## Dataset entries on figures
## START
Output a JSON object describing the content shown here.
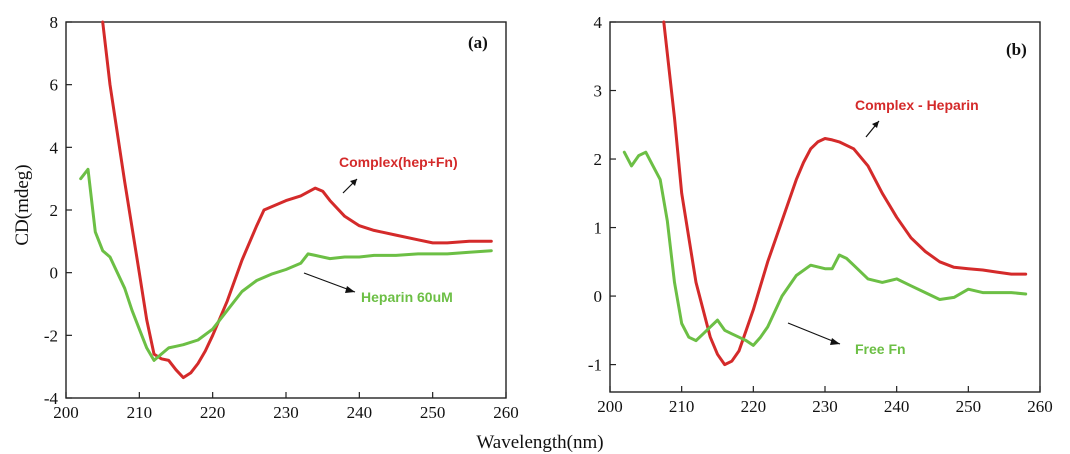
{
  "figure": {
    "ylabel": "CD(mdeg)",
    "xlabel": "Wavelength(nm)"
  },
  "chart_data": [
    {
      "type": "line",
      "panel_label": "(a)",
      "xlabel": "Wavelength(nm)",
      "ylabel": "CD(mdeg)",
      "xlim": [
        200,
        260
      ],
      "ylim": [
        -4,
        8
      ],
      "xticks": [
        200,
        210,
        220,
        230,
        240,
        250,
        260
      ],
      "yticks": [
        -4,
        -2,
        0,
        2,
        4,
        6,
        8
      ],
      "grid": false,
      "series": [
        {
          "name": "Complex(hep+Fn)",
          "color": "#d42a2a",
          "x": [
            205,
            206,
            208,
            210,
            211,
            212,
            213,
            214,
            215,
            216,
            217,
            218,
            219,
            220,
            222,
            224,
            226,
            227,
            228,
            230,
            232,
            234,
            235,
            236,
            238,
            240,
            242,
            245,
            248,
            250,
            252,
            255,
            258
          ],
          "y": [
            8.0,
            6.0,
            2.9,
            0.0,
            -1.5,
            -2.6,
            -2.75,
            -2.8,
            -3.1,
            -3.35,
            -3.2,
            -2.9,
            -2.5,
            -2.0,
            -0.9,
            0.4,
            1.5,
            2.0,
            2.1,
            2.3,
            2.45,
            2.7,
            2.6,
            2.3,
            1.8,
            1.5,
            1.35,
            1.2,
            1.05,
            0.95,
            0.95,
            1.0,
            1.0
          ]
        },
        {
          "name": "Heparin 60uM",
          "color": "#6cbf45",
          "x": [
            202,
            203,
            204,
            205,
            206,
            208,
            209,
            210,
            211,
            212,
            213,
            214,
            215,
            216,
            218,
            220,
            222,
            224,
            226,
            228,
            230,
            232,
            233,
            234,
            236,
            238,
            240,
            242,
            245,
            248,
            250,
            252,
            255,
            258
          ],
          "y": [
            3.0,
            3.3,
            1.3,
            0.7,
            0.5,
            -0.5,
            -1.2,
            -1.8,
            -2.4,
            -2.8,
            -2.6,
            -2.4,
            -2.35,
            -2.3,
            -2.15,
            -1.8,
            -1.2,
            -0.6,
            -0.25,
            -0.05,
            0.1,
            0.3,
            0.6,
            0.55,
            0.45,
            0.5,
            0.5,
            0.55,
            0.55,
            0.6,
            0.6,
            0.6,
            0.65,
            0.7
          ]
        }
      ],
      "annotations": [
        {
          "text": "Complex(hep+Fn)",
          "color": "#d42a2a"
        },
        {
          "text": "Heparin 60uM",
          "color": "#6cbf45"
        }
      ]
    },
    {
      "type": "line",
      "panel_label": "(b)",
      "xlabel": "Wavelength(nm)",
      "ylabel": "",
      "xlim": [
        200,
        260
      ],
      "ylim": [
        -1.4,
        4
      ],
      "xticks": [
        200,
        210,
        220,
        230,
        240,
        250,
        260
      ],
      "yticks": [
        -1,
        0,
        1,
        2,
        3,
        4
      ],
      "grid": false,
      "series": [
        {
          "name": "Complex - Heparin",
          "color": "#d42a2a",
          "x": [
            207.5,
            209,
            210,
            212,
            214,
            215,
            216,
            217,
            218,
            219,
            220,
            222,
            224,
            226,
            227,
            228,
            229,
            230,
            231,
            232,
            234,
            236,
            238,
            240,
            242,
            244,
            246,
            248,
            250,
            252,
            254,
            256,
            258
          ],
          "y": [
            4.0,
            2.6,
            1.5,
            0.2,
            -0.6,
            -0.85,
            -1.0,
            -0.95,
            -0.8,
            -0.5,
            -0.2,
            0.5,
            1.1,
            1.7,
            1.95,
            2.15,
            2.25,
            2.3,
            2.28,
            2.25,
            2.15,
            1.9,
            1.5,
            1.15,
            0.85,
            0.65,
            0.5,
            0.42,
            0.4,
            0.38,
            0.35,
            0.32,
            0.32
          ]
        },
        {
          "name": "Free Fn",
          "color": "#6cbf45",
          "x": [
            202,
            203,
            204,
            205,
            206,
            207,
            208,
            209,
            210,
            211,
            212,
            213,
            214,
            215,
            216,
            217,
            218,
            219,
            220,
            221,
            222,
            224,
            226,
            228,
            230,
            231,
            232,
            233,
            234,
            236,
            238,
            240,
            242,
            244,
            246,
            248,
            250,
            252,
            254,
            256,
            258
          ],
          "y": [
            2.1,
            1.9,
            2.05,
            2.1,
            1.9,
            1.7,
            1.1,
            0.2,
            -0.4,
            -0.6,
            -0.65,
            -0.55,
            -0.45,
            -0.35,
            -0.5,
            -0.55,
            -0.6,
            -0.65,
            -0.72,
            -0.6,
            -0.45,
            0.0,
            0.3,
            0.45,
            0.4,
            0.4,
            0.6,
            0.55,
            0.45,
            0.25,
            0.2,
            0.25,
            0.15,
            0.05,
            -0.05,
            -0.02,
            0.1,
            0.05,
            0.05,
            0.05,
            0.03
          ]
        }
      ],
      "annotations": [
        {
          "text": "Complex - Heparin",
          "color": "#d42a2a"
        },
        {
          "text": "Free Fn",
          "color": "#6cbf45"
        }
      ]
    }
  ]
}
## END
Omit the pictures and reproduce the listing exactly.

## RESPONSE TO THE EXERCISE
Output a JSON object describing the content shown here.
{
  "figure": {
    "ylabel": "CD(mdeg)",
    "xlabel": "Wavelength(nm)"
  },
  "chart_data": [
    {
      "type": "line",
      "panel_label": "(a)",
      "xlabel": "Wavelength(nm)",
      "ylabel": "CD(mdeg)",
      "xlim": [
        200,
        260
      ],
      "ylim": [
        -4,
        8
      ],
      "xticks": [
        200,
        210,
        220,
        230,
        240,
        250,
        260
      ],
      "yticks": [
        -4,
        -2,
        0,
        2,
        4,
        6,
        8
      ],
      "grid": false,
      "series": [
        {
          "name": "Complex(hep+Fn)",
          "color": "#d42a2a",
          "x": [
            205,
            206,
            208,
            210,
            211,
            212,
            213,
            214,
            215,
            216,
            217,
            218,
            219,
            220,
            222,
            224,
            226,
            227,
            228,
            230,
            232,
            234,
            235,
            236,
            238,
            240,
            242,
            245,
            248,
            250,
            252,
            255,
            258
          ],
          "y": [
            8.0,
            6.0,
            2.9,
            0.0,
            -1.5,
            -2.6,
            -2.75,
            -2.8,
            -3.1,
            -3.35,
            -3.2,
            -2.9,
            -2.5,
            -2.0,
            -0.9,
            0.4,
            1.5,
            2.0,
            2.1,
            2.3,
            2.45,
            2.7,
            2.6,
            2.3,
            1.8,
            1.5,
            1.35,
            1.2,
            1.05,
            0.95,
            0.95,
            1.0,
            1.0
          ]
        },
        {
          "name": "Heparin 60uM",
          "color": "#6cbf45",
          "x": [
            202,
            203,
            204,
            205,
            206,
            208,
            209,
            210,
            211,
            212,
            213,
            214,
            215,
            216,
            218,
            220,
            222,
            224,
            226,
            228,
            230,
            232,
            233,
            234,
            236,
            238,
            240,
            242,
            245,
            248,
            250,
            252,
            255,
            258
          ],
          "y": [
            3.0,
            3.3,
            1.3,
            0.7,
            0.5,
            -0.5,
            -1.2,
            -1.8,
            -2.4,
            -2.8,
            -2.6,
            -2.4,
            -2.35,
            -2.3,
            -2.15,
            -1.8,
            -1.2,
            -0.6,
            -0.25,
            -0.05,
            0.1,
            0.3,
            0.6,
            0.55,
            0.45,
            0.5,
            0.5,
            0.55,
            0.55,
            0.6,
            0.6,
            0.6,
            0.65,
            0.7
          ]
        }
      ],
      "annotations": [
        {
          "text": "Complex(hep+Fn)",
          "color": "#d42a2a"
        },
        {
          "text": "Heparin 60uM",
          "color": "#6cbf45"
        }
      ]
    },
    {
      "type": "line",
      "panel_label": "(b)",
      "xlabel": "Wavelength(nm)",
      "ylabel": "",
      "xlim": [
        200,
        260
      ],
      "ylim": [
        -1.4,
        4
      ],
      "xticks": [
        200,
        210,
        220,
        230,
        240,
        250,
        260
      ],
      "yticks": [
        -1,
        0,
        1,
        2,
        3,
        4
      ],
      "grid": false,
      "series": [
        {
          "name": "Complex - Heparin",
          "color": "#d42a2a",
          "x": [
            207.5,
            209,
            210,
            212,
            214,
            215,
            216,
            217,
            218,
            219,
            220,
            222,
            224,
            226,
            227,
            228,
            229,
            230,
            231,
            232,
            234,
            236,
            238,
            240,
            242,
            244,
            246,
            248,
            250,
            252,
            254,
            256,
            258
          ],
          "y": [
            4.0,
            2.6,
            1.5,
            0.2,
            -0.6,
            -0.85,
            -1.0,
            -0.95,
            -0.8,
            -0.5,
            -0.2,
            0.5,
            1.1,
            1.7,
            1.95,
            2.15,
            2.25,
            2.3,
            2.28,
            2.25,
            2.15,
            1.9,
            1.5,
            1.15,
            0.85,
            0.65,
            0.5,
            0.42,
            0.4,
            0.38,
            0.35,
            0.32,
            0.32
          ]
        },
        {
          "name": "Free Fn",
          "color": "#6cbf45",
          "x": [
            202,
            203,
            204,
            205,
            206,
            207,
            208,
            209,
            210,
            211,
            212,
            213,
            214,
            215,
            216,
            217,
            218,
            219,
            220,
            221,
            222,
            224,
            226,
            228,
            230,
            231,
            232,
            233,
            234,
            236,
            238,
            240,
            242,
            244,
            246,
            248,
            250,
            252,
            254,
            256,
            258
          ],
          "y": [
            2.1,
            1.9,
            2.05,
            2.1,
            1.9,
            1.7,
            1.1,
            0.2,
            -0.4,
            -0.6,
            -0.65,
            -0.55,
            -0.45,
            -0.35,
            -0.5,
            -0.55,
            -0.6,
            -0.65,
            -0.72,
            -0.6,
            -0.45,
            0.0,
            0.3,
            0.45,
            0.4,
            0.4,
            0.6,
            0.55,
            0.45,
            0.25,
            0.2,
            0.25,
            0.15,
            0.05,
            -0.05,
            -0.02,
            0.1,
            0.05,
            0.05,
            0.05,
            0.03
          ]
        }
      ],
      "annotations": [
        {
          "text": "Complex - Heparin",
          "color": "#d42a2a"
        },
        {
          "text": "Free Fn",
          "color": "#6cbf45"
        }
      ]
    }
  ]
}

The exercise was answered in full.